Recorded data:
==========

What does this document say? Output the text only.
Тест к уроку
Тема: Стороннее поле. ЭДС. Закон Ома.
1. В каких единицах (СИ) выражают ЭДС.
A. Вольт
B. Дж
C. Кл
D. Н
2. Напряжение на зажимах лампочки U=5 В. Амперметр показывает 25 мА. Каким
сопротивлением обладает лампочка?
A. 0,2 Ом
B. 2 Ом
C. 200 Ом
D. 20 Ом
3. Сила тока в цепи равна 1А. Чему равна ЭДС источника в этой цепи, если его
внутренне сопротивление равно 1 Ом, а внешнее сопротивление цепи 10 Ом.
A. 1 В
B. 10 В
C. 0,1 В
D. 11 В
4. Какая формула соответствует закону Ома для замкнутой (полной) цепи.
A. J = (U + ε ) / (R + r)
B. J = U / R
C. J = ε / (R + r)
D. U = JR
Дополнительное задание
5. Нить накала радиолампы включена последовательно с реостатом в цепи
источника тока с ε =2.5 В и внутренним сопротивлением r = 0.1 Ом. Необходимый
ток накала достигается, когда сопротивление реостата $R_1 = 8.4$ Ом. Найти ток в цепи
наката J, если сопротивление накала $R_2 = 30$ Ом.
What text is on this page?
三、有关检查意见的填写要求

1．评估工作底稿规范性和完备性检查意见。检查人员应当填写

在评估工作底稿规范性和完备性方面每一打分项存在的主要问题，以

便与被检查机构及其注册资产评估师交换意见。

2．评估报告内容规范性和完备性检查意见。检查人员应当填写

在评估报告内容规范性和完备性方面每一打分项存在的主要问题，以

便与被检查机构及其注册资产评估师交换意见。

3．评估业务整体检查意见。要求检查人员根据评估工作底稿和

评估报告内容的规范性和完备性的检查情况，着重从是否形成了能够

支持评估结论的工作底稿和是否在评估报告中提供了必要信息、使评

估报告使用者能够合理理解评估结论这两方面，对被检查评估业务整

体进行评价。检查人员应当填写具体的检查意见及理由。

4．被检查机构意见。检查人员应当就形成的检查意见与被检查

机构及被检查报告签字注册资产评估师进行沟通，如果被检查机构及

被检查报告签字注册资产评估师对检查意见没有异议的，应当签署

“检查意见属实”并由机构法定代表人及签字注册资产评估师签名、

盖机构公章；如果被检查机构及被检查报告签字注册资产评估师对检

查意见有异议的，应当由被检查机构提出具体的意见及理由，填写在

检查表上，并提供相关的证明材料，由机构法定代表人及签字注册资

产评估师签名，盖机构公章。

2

==========

What you should do –
Repeat exactly, and only, the lines from the line with "What text is on this page?" through the end of the listing above, both ends included.

Response –
What text is on this page?
三、有关检查意见的填写要求

1．评估工作底稿规范性和完备性检查意见。检查人员应当填写

在评估工作底稿规范性和完备性方面每一打分项存在的主要问题，以

便与被检查机构及其注册资产评估师交换意见。

2．评估报告内容规范性和完备性检查意见。检查人员应当填写

在评估报告内容规范性和完备性方面每一打分项存在的主要问题，以

便与被检查机构及其注册资产评估师交换意见。

3．评估业务整体检查意见。要求检查人员根据评估工作底稿和

评估报告内容的规范性和完备性的检查情况，着重从是否形成了能够

支持评估结论的工作底稿和是否在评估报告中提供了必要信息、使评

估报告使用者能够合理理解评估结论这两方面，对被检查评估业务整

体进行评价。检查人员应当填写具体的检查意见及理由。

4．被检查机构意见。检查人员应当就形成的检查意见与被检查

机构及被检查报告签字注册资产评估师进行沟通，如果被检查机构及

被检查报告签字注册资产评估师对检查意见没有异议的，应当签署

“检查意见属实”并由机构法定代表人及签字注册资产评估师签名、

盖机构公章；如果被检查机构及被检查报告签字注册资产评估师对检

查意见有异议的，应当由被检查机构提出具体的意见及理由，填写在

检查表上，并提供相关的证明材料，由机构法定代表人及签字注册资

产评估师签名，盖机构公章。

2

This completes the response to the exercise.